Omit the pictures and output every entry below exactly as written.

#### Materials provided
========================

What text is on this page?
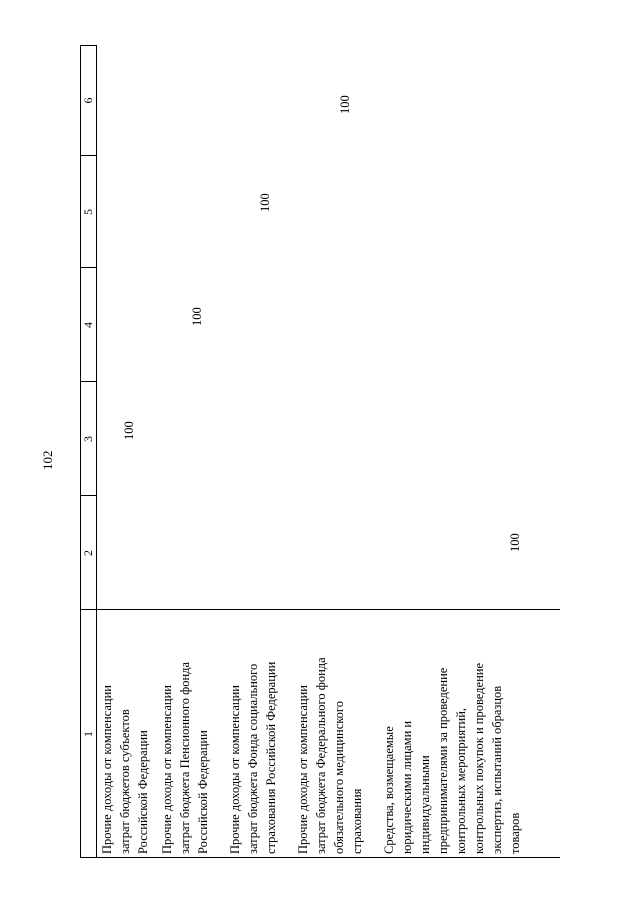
102
1
2
3
4
5
6
Прочие доходы от компенсации затрат бюджетов субъектов Российской Федерации
100
Прочие доходы от компенсации затрат бюджета Пенсионного фонда Российской Федерации
100
Прочие доходы от компенсации затрат бюджета Фонда социального страхования Российской Федерации
100
Прочие доходы от компенсации затрат бюджета Федерального фонда обязательного медицинского страхования
100
Средства, возмещаемые юридическими лицами и индивидуальными предпринимателями за проведение контрольных мероприятий, контрольных покупок и проведение экспертиз, испытаний образцов товаров
100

========================

#### The output
What text is on this page?
102
1
2
3
4
5
6
Прочие доходы от компенсации затрат бюджетов субъектов Российской Федерации
100
Прочие доходы от компенсации затрат бюджета Пенсионного фонда Российской Федерации
100
Прочие доходы от компенсации затрат бюджета Фонда социального страхования Российской Федерации
100
Прочие доходы от компенсации затрат бюджета Федерального фонда обязательного медицинского страхования
100
Средства, возмещаемые юридическими лицами и индивидуальными предпринимателями за проведение контрольных мероприятий, контрольных покупок и проведение экспертиз, испытаний образцов товаров
100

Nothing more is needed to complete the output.